> [What you have to do]:
Output the lines of the entries below beginning at the one with "Serialize everything readable" and ending with the last, exactly as written and without pictures.

## BEGIN Supplied records

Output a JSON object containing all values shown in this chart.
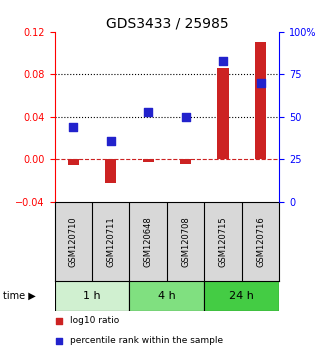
{
  "title": "GDS3433 / 25985",
  "samples": [
    "GSM120710",
    "GSM120711",
    "GSM120648",
    "GSM120708",
    "GSM120715",
    "GSM120716"
  ],
  "time_groups": [
    {
      "label": "1 h",
      "start": 0,
      "end": 2,
      "color": "#d0f0d0"
    },
    {
      "label": "4 h",
      "start": 2,
      "end": 4,
      "color": "#80e080"
    },
    {
      "label": "24 h",
      "start": 4,
      "end": 6,
      "color": "#44cc44"
    }
  ],
  "log10_ratio": [
    -0.005,
    -0.022,
    -0.003,
    -0.004,
    0.086,
    0.11
  ],
  "percentile_rank": [
    44,
    36,
    53,
    50,
    83,
    70
  ],
  "left_ylim": [
    -0.04,
    0.12
  ],
  "right_ylim": [
    0,
    100
  ],
  "left_yticks": [
    -0.04,
    0,
    0.04,
    0.08,
    0.12
  ],
  "right_yticks": [
    0,
    25,
    50,
    75,
    100
  ],
  "right_yticklabels": [
    "0",
    "25",
    "50",
    "75",
    "100%"
  ],
  "hlines": [
    0.04,
    0.08
  ],
  "bar_color": "#cc2222",
  "scatter_color": "#2222cc",
  "zero_line_color": "#cc2222",
  "sample_bg": "#d8d8d8",
  "plot_bg": "#ffffff",
  "title_color_left": "#cc0000",
  "title_color_right": "#0000cc"
}
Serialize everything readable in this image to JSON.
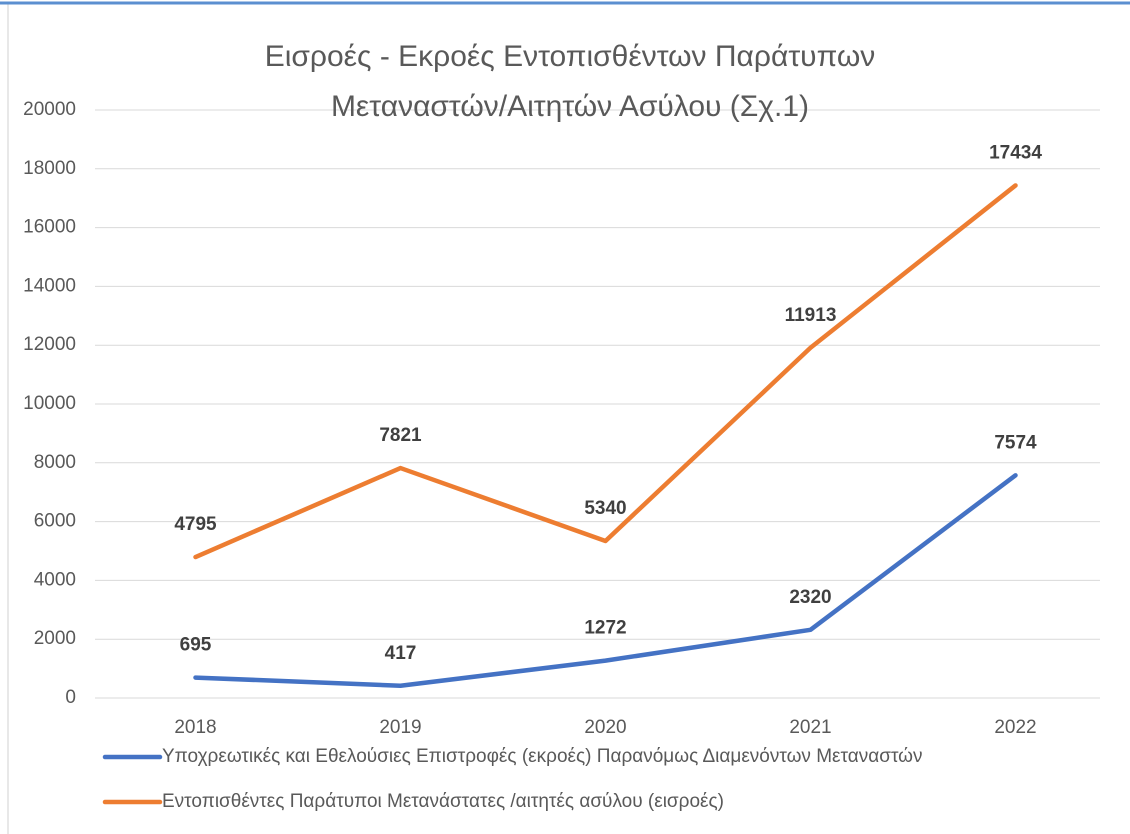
{
  "chart_data": {
    "type": "line",
    "title": "Εισροές - Εκροές Εντοπισθέντων Παράτυπων Μεταναστών/Αιτητών Ασύλου (Σχ.1)",
    "categories": [
      "2018",
      "2019",
      "2020",
      "2021",
      "2022"
    ],
    "series": [
      {
        "name": "Υποχρεωτικές και Εθελούσιες Επιστροφές (εκροές) Παρανόμως Διαμενόντων Μεταναστών",
        "color": "#4472c4",
        "values": [
          695,
          417,
          1272,
          2320,
          7574
        ]
      },
      {
        "name": "Εντοπισθέντες Παράτυποι Μετανάστατες /αιτητές ασύλου (εισροές)",
        "color": "#ed7d31",
        "values": [
          4795,
          7821,
          5340,
          11913,
          17434
        ]
      }
    ],
    "ylim": [
      0,
      20000
    ],
    "yticks": [
      0,
      2000,
      4000,
      6000,
      8000,
      10000,
      12000,
      14000,
      16000,
      18000,
      20000
    ],
    "grid": true,
    "legend": "bottom"
  }
}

## END Supplied records

> [Correct result]:
Serialize everything readable in this image to JSON.
{
  "chart_data": {
    "type": "line",
    "title": "Εισροές - Εκροές Εντοπισθέντων Παράτυπων Μεταναστών/Αιτητών Ασύλου (Σχ.1)",
    "categories": [
      "2018",
      "2019",
      "2020",
      "2021",
      "2022"
    ],
    "series": [
      {
        "name": "Υποχρεωτικές και Εθελούσιες Επιστροφές (εκροές) Παρανόμως Διαμενόντων Μεταναστών",
        "color": "#4472c4",
        "values": [
          695,
          417,
          1272,
          2320,
          7574
        ]
      },
      {
        "name": "Εντοπισθέντες Παράτυποι Μετανάστατες /αιτητές ασύλου (εισροές)",
        "color": "#ed7d31",
        "values": [
          4795,
          7821,
          5340,
          11913,
          17434
        ]
      }
    ],
    "ylim": [
      0,
      20000
    ],
    "yticks": [
      0,
      2000,
      4000,
      6000,
      8000,
      10000,
      12000,
      14000,
      16000,
      18000,
      20000
    ],
    "grid": true,
    "legend": "bottom"
  }
}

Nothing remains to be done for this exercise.